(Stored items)
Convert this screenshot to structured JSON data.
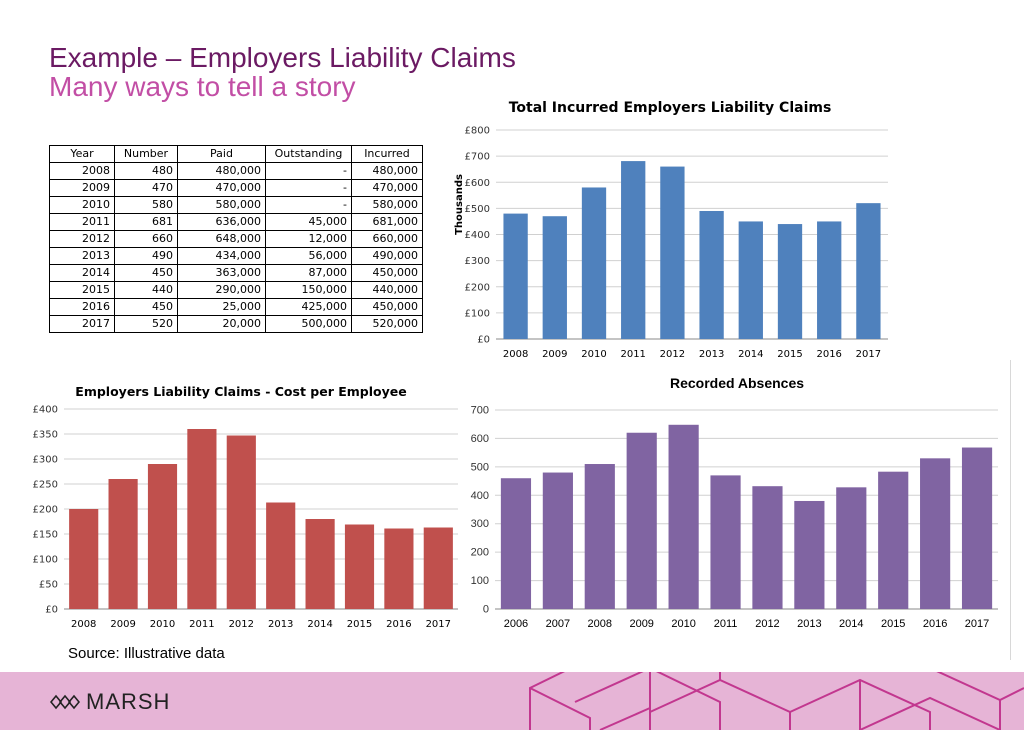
{
  "header": {
    "title": "Example – Employers Liability Claims",
    "subtitle": "Many ways to tell a story"
  },
  "table": {
    "headers": [
      "Year",
      "Number",
      "Paid",
      "Outstanding",
      "Incurred"
    ],
    "rows": [
      [
        "2008",
        "480",
        "480,000",
        "-",
        "480,000"
      ],
      [
        "2009",
        "470",
        "470,000",
        "-",
        "470,000"
      ],
      [
        "2010",
        "580",
        "580,000",
        "-",
        "580,000"
      ],
      [
        "2011",
        "681",
        "636,000",
        "45,000",
        "681,000"
      ],
      [
        "2012",
        "660",
        "648,000",
        "12,000",
        "660,000"
      ],
      [
        "2013",
        "490",
        "434,000",
        "56,000",
        "490,000"
      ],
      [
        "2014",
        "450",
        "363,000",
        "87,000",
        "450,000"
      ],
      [
        "2015",
        "440",
        "290,000",
        "150,000",
        "440,000"
      ],
      [
        "2016",
        "450",
        "25,000",
        "425,000",
        "450,000"
      ],
      [
        "2017",
        "520",
        "20,000",
        "500,000",
        "520,000"
      ]
    ]
  },
  "chart_data": [
    {
      "type": "bar",
      "title": "Total Incurred Employers Liability Claims",
      "ylabel": "Thousands",
      "xlabel": "",
      "categories": [
        "2008",
        "2009",
        "2010",
        "2011",
        "2012",
        "2013",
        "2014",
        "2015",
        "2016",
        "2017"
      ],
      "values": [
        480,
        470,
        580,
        681,
        660,
        490,
        450,
        440,
        450,
        520
      ],
      "ylim": [
        0,
        800
      ],
      "yticks": [
        0,
        100,
        200,
        300,
        400,
        500,
        600,
        700,
        800
      ],
      "ytick_labels": [
        "£0",
        "£100",
        "£200",
        "£300",
        "£400",
        "£500",
        "£600",
        "£700",
        "£800"
      ],
      "color": "#4f81bd",
      "grid": true
    },
    {
      "type": "bar",
      "title": "Employers Liability Claims - Cost per Employee",
      "ylabel": "",
      "xlabel": "",
      "categories": [
        "2008",
        "2009",
        "2010",
        "2011",
        "2012",
        "2013",
        "2014",
        "2015",
        "2016",
        "2017"
      ],
      "values": [
        200,
        260,
        290,
        360,
        347,
        213,
        180,
        169,
        161,
        163
      ],
      "ylim": [
        0,
        400
      ],
      "yticks": [
        0,
        50,
        100,
        150,
        200,
        250,
        300,
        350,
        400
      ],
      "ytick_labels": [
        "£0",
        "£50",
        "£100",
        "£150",
        "£200",
        "£250",
        "£300",
        "£350",
        "£400"
      ],
      "color": "#c0504d",
      "grid": true
    },
    {
      "type": "bar",
      "title": "Recorded Absences",
      "ylabel": "",
      "xlabel": "",
      "categories": [
        "2006",
        "2007",
        "2008",
        "2009",
        "2010",
        "2011",
        "2012",
        "2013",
        "2014",
        "2015",
        "2016",
        "2017"
      ],
      "values": [
        460,
        480,
        510,
        620,
        648,
        470,
        432,
        380,
        428,
        483,
        530,
        568
      ],
      "ylim": [
        0,
        700
      ],
      "yticks": [
        0,
        100,
        200,
        300,
        400,
        500,
        600,
        700
      ],
      "ytick_labels": [
        "0",
        "100",
        "200",
        "300",
        "400",
        "500",
        "600",
        "700"
      ],
      "color": "#8064a2",
      "grid": true
    }
  ],
  "source": "Source: Illustrative data",
  "footer": {
    "logo_text": "MARSH",
    "logo_icon": "marsh-knot-icon",
    "background": "#e6b4d6",
    "pattern_color": "#c2378f"
  }
}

DIRECTION
Find the word "Employers" in the entries above and gather every line that holds it.

SOLUTION BELOW
    "title": "Example – Employers Liability Claims",
      "title": "Total Incurred Employers Liability Claims",
      "title": "Employers Liability Claims - Cost per Employee",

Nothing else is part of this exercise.